## The problem
Extract all lines that hold "JSON" from the records below.

## Given data
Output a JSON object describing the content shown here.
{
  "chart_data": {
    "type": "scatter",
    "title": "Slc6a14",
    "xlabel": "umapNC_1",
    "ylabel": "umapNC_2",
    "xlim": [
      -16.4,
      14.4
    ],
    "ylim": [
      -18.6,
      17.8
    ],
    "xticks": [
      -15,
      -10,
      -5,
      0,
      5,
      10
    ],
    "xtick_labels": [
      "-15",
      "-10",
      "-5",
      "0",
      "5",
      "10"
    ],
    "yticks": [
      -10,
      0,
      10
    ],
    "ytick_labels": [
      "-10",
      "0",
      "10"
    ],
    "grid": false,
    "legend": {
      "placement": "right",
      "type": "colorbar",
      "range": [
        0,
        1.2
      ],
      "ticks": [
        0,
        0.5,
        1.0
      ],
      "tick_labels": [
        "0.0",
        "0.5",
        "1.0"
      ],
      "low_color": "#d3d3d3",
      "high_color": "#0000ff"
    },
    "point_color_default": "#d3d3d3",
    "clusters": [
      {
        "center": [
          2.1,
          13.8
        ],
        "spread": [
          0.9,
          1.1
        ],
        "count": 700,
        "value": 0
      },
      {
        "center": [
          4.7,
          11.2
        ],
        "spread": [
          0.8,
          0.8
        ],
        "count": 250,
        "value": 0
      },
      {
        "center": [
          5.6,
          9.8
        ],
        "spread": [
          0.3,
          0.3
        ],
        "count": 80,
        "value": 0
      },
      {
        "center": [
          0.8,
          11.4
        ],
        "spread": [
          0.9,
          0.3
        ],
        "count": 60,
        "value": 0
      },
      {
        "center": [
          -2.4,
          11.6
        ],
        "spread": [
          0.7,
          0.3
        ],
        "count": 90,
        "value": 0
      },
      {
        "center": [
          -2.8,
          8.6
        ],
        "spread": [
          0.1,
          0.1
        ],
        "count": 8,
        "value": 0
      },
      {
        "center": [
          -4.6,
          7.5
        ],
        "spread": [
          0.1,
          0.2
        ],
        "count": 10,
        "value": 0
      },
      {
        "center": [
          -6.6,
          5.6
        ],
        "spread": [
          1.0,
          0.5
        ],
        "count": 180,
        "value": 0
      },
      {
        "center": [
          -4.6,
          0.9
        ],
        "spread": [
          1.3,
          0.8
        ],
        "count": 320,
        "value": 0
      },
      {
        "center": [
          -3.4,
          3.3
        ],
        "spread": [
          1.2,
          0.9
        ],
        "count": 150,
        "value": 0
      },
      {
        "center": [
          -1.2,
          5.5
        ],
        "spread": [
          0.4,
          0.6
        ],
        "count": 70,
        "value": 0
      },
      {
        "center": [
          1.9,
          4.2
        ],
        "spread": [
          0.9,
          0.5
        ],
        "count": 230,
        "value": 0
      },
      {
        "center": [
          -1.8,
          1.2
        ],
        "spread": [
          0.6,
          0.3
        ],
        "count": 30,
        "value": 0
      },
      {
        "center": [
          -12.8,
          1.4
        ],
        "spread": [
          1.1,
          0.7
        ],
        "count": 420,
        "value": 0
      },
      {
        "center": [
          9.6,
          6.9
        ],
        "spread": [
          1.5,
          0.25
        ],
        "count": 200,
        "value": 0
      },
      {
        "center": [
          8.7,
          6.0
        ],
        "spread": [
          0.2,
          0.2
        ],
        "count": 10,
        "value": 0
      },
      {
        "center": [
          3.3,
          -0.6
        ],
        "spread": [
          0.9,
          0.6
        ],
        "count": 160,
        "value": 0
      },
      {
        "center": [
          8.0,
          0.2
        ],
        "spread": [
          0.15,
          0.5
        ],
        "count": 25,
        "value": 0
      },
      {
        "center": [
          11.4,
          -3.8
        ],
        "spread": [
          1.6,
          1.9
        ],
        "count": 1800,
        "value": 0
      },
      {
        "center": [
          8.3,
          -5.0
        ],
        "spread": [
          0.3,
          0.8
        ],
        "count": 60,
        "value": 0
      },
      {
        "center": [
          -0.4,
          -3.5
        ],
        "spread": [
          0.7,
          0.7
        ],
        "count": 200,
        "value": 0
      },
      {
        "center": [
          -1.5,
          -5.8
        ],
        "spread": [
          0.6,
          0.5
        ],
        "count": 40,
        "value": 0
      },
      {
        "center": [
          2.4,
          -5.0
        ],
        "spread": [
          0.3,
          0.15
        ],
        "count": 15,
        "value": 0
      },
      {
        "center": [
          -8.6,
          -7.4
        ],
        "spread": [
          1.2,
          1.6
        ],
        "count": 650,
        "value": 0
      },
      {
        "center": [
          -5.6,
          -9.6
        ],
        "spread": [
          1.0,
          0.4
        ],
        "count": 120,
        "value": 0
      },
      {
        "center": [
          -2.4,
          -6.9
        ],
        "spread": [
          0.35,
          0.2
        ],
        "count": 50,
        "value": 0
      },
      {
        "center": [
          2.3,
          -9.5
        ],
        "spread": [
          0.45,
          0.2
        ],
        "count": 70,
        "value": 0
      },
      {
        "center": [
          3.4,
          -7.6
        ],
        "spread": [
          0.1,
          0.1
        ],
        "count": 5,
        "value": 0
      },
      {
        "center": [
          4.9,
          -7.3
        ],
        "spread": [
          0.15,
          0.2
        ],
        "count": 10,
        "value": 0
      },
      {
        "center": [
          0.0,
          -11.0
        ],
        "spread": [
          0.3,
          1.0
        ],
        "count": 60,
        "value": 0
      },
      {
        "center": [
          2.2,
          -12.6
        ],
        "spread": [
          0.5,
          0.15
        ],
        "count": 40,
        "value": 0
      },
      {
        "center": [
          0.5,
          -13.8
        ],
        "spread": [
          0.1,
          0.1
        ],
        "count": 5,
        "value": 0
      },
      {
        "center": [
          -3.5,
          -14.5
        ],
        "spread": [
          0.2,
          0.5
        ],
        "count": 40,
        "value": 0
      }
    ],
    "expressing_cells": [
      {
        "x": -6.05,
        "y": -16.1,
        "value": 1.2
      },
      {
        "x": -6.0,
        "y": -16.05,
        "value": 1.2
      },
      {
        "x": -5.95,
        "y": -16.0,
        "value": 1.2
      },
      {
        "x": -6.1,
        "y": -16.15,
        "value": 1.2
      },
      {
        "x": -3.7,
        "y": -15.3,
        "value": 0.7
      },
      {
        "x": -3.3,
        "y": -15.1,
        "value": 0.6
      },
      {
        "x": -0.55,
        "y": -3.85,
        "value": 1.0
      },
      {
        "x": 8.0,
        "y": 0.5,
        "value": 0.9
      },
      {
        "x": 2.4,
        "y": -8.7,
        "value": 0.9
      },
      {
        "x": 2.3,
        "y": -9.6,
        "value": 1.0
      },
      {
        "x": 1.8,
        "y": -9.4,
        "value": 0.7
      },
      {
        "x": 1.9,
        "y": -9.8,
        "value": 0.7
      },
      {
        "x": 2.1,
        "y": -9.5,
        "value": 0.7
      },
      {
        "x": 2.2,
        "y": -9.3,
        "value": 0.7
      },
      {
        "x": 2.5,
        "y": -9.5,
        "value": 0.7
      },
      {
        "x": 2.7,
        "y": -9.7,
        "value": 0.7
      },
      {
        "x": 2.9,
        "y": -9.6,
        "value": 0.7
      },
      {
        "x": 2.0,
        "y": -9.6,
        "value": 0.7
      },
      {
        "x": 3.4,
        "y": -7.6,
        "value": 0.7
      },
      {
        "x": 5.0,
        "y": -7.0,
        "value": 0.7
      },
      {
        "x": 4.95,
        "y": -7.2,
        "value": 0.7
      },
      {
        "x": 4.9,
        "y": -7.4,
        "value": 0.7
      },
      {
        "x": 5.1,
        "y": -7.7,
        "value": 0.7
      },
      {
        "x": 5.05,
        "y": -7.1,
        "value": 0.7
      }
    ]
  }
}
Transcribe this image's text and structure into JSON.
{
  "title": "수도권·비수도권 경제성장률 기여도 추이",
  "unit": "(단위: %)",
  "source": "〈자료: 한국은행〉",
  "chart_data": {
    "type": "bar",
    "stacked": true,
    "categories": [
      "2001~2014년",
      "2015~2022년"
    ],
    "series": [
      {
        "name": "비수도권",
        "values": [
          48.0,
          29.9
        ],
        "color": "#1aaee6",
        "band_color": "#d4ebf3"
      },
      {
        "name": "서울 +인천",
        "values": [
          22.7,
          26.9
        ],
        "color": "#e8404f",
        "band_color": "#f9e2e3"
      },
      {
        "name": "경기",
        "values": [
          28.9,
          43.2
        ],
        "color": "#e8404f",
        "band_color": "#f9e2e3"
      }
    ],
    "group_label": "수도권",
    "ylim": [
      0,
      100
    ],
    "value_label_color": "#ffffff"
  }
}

## Solved exercise
Output a JSON object describing the content shown here.
Transcribe this image's text and structure into JSON.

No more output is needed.